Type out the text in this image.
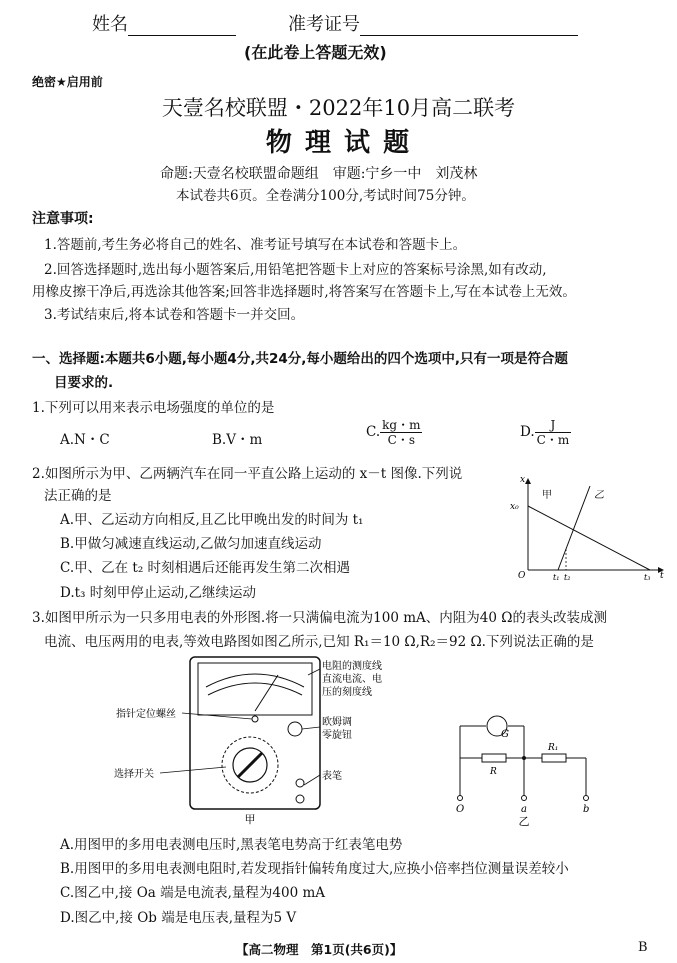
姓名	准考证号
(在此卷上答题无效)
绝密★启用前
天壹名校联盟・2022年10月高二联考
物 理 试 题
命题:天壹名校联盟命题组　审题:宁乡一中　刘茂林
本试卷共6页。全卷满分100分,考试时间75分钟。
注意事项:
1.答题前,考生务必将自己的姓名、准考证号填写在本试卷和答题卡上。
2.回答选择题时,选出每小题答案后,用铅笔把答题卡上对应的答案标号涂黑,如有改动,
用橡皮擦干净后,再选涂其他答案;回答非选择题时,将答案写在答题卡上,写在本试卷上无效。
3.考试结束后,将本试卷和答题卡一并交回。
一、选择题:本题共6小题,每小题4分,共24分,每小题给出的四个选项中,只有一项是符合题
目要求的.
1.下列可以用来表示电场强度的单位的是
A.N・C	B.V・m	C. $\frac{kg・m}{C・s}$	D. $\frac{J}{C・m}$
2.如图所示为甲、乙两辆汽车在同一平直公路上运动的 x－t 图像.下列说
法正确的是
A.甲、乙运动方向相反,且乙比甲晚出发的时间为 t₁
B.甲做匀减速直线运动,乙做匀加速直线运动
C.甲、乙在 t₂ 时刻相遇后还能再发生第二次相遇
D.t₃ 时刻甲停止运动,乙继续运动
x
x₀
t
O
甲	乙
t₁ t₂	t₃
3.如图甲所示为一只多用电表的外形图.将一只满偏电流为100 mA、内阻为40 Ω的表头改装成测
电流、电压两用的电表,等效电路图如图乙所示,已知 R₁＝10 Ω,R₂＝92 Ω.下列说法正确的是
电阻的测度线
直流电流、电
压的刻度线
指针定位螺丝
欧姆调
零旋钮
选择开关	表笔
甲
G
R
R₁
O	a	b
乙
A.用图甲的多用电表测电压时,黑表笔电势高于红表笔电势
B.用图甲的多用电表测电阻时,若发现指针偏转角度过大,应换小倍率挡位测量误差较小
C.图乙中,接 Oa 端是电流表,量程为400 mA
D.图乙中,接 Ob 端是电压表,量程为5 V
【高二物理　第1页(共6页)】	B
==
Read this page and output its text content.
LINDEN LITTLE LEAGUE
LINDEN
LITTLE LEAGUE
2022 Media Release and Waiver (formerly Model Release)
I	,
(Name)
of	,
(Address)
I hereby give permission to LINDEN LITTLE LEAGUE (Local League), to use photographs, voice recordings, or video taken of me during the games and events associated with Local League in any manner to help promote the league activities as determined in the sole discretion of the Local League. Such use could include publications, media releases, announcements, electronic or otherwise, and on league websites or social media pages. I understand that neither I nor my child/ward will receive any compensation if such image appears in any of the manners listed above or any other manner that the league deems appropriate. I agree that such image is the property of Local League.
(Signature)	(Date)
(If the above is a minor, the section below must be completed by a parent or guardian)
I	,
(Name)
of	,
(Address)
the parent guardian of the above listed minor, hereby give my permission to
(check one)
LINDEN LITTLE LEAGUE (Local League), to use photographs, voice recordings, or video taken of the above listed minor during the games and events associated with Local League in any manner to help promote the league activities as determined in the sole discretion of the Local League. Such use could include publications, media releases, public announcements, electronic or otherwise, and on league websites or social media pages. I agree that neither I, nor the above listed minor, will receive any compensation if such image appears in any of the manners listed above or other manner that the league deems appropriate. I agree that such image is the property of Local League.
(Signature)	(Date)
--
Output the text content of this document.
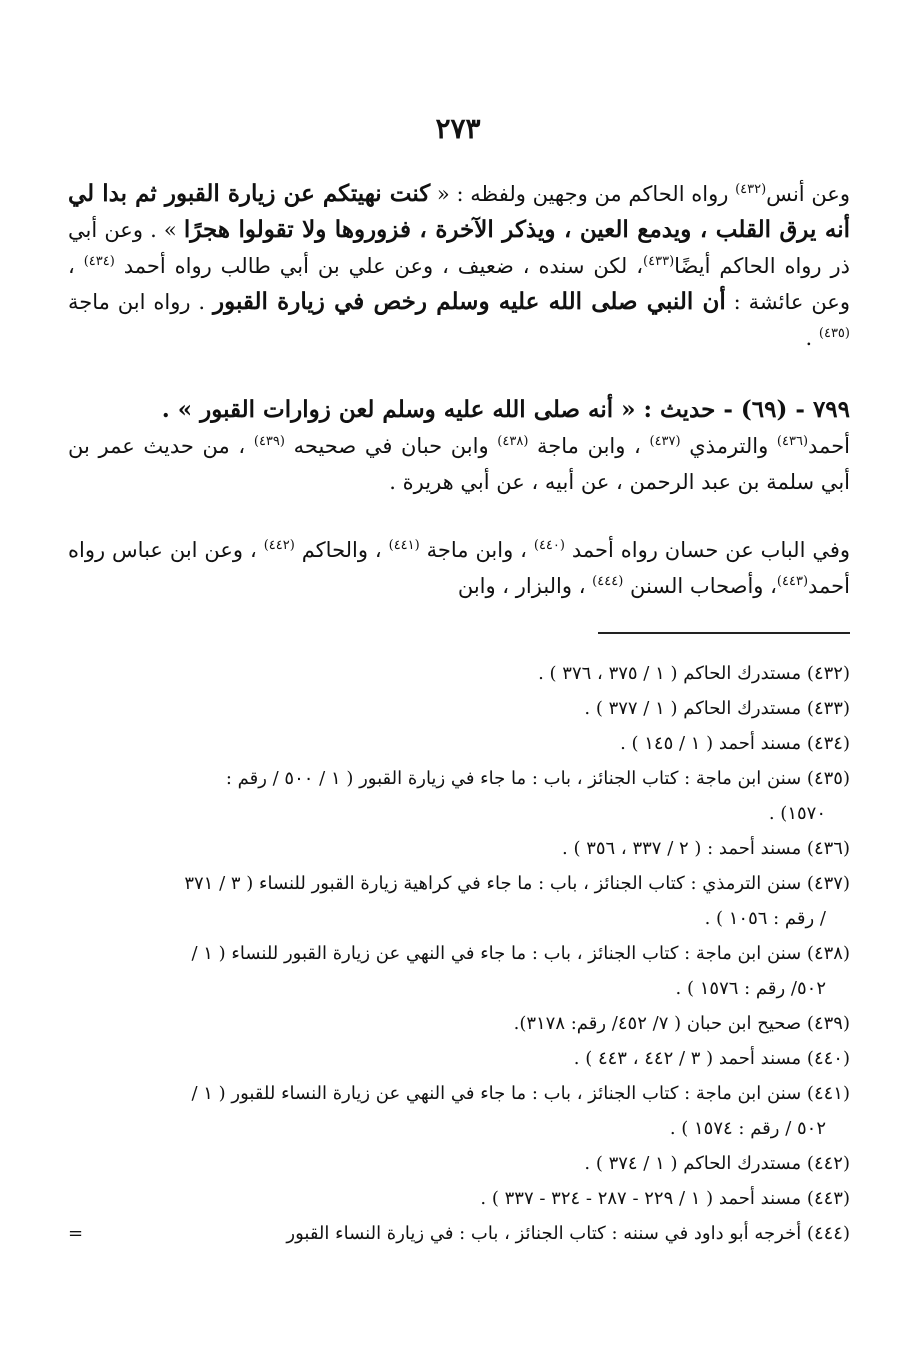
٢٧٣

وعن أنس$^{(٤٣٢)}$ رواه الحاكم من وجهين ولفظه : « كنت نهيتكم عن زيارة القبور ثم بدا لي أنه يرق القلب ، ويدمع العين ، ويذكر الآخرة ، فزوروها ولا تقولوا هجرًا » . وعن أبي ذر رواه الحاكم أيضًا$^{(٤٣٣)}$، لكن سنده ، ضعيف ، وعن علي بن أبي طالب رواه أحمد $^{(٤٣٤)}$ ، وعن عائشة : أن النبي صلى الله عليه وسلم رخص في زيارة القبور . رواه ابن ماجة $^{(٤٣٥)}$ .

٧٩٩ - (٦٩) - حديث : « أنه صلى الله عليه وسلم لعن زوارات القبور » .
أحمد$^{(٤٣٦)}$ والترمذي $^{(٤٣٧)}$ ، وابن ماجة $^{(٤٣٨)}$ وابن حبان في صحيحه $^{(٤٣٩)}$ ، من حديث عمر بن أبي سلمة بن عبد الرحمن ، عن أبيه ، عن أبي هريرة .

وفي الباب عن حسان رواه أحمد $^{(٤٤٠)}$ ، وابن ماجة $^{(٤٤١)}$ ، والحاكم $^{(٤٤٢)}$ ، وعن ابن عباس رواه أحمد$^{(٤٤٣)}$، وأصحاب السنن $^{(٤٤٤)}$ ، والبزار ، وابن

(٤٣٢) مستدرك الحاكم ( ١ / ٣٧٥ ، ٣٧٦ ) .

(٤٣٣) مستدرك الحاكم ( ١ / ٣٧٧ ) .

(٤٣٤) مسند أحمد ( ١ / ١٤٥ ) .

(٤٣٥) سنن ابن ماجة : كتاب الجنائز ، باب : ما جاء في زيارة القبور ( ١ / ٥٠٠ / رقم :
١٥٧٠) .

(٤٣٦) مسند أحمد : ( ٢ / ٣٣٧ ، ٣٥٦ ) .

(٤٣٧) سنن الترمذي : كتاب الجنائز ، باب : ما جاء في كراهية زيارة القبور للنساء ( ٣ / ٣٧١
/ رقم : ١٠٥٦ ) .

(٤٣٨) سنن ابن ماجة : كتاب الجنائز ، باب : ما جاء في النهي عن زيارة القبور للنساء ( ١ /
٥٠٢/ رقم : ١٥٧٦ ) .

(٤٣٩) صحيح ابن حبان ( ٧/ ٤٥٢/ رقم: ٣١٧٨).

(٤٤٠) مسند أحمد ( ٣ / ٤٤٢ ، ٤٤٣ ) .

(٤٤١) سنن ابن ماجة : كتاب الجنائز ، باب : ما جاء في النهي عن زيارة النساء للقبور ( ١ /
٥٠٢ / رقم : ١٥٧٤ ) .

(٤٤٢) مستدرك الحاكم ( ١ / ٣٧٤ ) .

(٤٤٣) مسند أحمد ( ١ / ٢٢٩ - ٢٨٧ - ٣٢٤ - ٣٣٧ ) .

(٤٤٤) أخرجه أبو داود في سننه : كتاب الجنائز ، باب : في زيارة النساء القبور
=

**Directions:** Go through the records line by line and count those containing the string "حبان". Give only the total.

**Answer to this problem:** 2